Leaving out the pictures, transcribe all of the records faithfully.

-- Source data --

^^^^

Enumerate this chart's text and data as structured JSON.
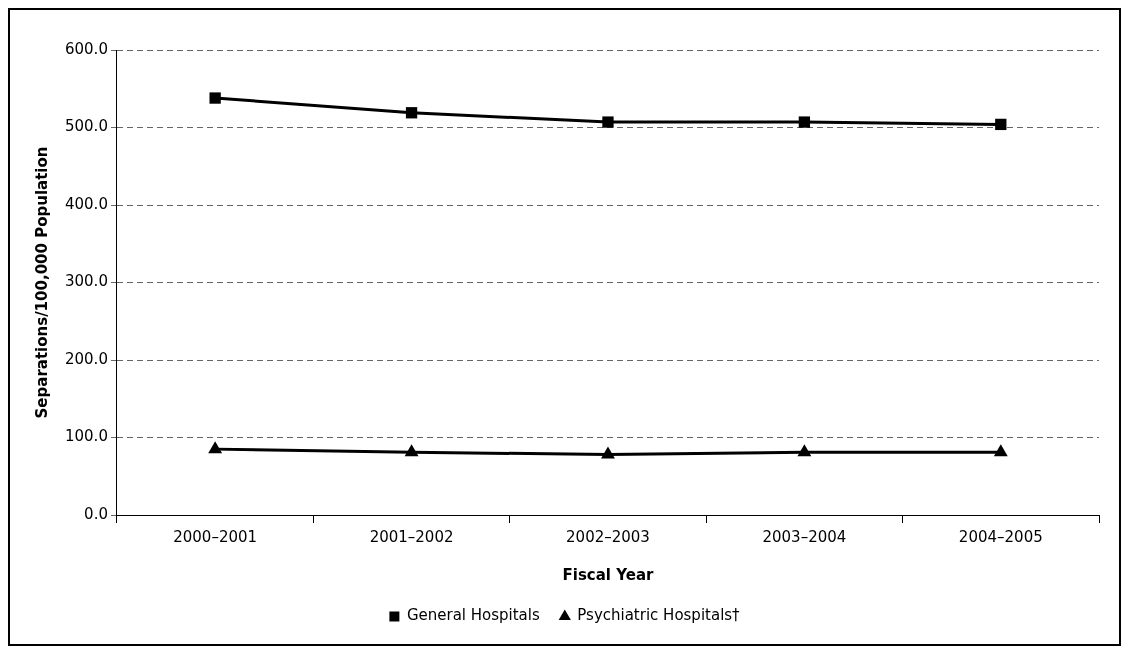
{
  "chart_data": {
    "type": "line",
    "xlabel": "Fiscal Year",
    "ylabel": "Separations/100,000 Population",
    "categories": [
      "2000–2001",
      "2001–2002",
      "2002–2003",
      "2003–2004",
      "2004–2005"
    ],
    "series": [
      {
        "name": "General Hospitals",
        "color": "#000000",
        "marker": "square",
        "values": [
          538,
          519,
          507,
          507,
          504
        ]
      },
      {
        "name": "Psychiatric Hospitals†",
        "color": "#000000",
        "marker": "triangle",
        "values": [
          85,
          81,
          78,
          81,
          81
        ]
      }
    ],
    "ylim": [
      0,
      600
    ],
    "yticks": [
      {
        "value": 0,
        "label": "0.0"
      },
      {
        "value": 100,
        "label": "100.0"
      },
      {
        "value": 200,
        "label": "200.0"
      },
      {
        "value": 300,
        "label": "300.0"
      },
      {
        "value": 400,
        "label": "400.0"
      },
      {
        "value": 500,
        "label": "500.0"
      },
      {
        "value": 600,
        "label": "600.0"
      }
    ],
    "grid": "y",
    "legend": "bottom",
    "line_style": "solid"
  }
}
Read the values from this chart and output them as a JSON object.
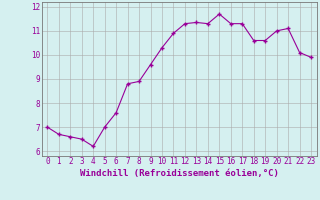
{
  "x": [
    0,
    1,
    2,
    3,
    4,
    5,
    6,
    7,
    8,
    9,
    10,
    11,
    12,
    13,
    14,
    15,
    16,
    17,
    18,
    19,
    20,
    21,
    22,
    23
  ],
  "y": [
    7.0,
    6.7,
    6.6,
    6.5,
    6.2,
    7.0,
    7.6,
    8.8,
    8.9,
    9.6,
    10.3,
    10.9,
    11.3,
    11.35,
    11.3,
    11.7,
    11.3,
    11.3,
    10.6,
    10.6,
    11.0,
    11.1,
    10.1,
    9.9
  ],
  "line_color": "#990099",
  "marker": "+",
  "marker_size": 3,
  "marker_edge_width": 1.0,
  "line_width": 0.8,
  "background_color": "#d5f0f0",
  "grid_color": "#aaaaaa",
  "xlabel": "Windchill (Refroidissement éolien,°C)",
  "xlabel_fontsize": 6.5,
  "ytick_labels": [
    "6",
    "7",
    "8",
    "9",
    "10",
    "11",
    "12"
  ],
  "yticks": [
    6,
    7,
    8,
    9,
    10,
    11,
    12
  ],
  "xtick_labels": [
    "0",
    "1",
    "2",
    "3",
    "4",
    "5",
    "6",
    "7",
    "8",
    "9",
    "10",
    "11",
    "12",
    "13",
    "14",
    "15",
    "16",
    "17",
    "18",
    "19",
    "20",
    "21",
    "22",
    "23"
  ],
  "ylim": [
    5.8,
    12.2
  ],
  "xlim": [
    -0.5,
    23.5
  ],
  "label_color": "#990099",
  "tick_fontsize": 5.5,
  "spine_color": "#777777"
}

^^^^

-- Solution to this exercise --
Enumerate this chart's text and data as structured JSON.
{
  "chart_data": {
    "type": "line",
    "xlabel": "Fiscal Year",
    "ylabel": "Separations/100,000 Population",
    "categories": [
      "2000–2001",
      "2001–2002",
      "2002–2003",
      "2003–2004",
      "2004–2005"
    ],
    "series": [
      {
        "name": "General Hospitals",
        "color": "#000000",
        "marker": "square",
        "values": [
          538,
          519,
          507,
          507,
          504
        ]
      },
      {
        "name": "Psychiatric Hospitals†",
        "color": "#000000",
        "marker": "triangle",
        "values": [
          85,
          81,
          78,
          81,
          81
        ]
      }
    ],
    "ylim": [
      0,
      600
    ],
    "yticks": [
      {
        "value": 0,
        "label": "0.0"
      },
      {
        "value": 100,
        "label": "100.0"
      },
      {
        "value": 200,
        "label": "200.0"
      },
      {
        "value": 300,
        "label": "300.0"
      },
      {
        "value": 400,
        "label": "400.0"
      },
      {
        "value": 500,
        "label": "500.0"
      },
      {
        "value": 600,
        "label": "600.0"
      }
    ],
    "grid": "y",
    "legend": "bottom",
    "line_style": "solid"
  }
}
Read the values from this chart and output them as a JSON object.
{
  "x": [
    0,
    1,
    2,
    3,
    4,
    5,
    6,
    7,
    8,
    9,
    10,
    11,
    12,
    13,
    14,
    15,
    16,
    17,
    18,
    19,
    20,
    21,
    22,
    23
  ],
  "y": [
    7.0,
    6.7,
    6.6,
    6.5,
    6.2,
    7.0,
    7.6,
    8.8,
    8.9,
    9.6,
    10.3,
    10.9,
    11.3,
    11.35,
    11.3,
    11.7,
    11.3,
    11.3,
    10.6,
    10.6,
    11.0,
    11.1,
    10.1,
    9.9
  ],
  "line_color": "#990099",
  "marker": "+",
  "marker_size": 3,
  "marker_edge_width": 1.0,
  "line_width": 0.8,
  "background_color": "#d5f0f0",
  "grid_color": "#aaaaaa",
  "xlabel": "Windchill (Refroidissement éolien,°C)",
  "xlabel_fontsize": 6.5,
  "ytick_labels": [
    "6",
    "7",
    "8",
    "9",
    "10",
    "11",
    "12"
  ],
  "yticks": [
    6,
    7,
    8,
    9,
    10,
    11,
    12
  ],
  "xtick_labels": [
    "0",
    "1",
    "2",
    "3",
    "4",
    "5",
    "6",
    "7",
    "8",
    "9",
    "10",
    "11",
    "12",
    "13",
    "14",
    "15",
    "16",
    "17",
    "18",
    "19",
    "20",
    "21",
    "22",
    "23"
  ],
  "ylim": [
    5.8,
    12.2
  ],
  "xlim": [
    -0.5,
    23.5
  ],
  "label_color": "#990099",
  "tick_fontsize": 5.5,
  "spine_color": "#777777"
}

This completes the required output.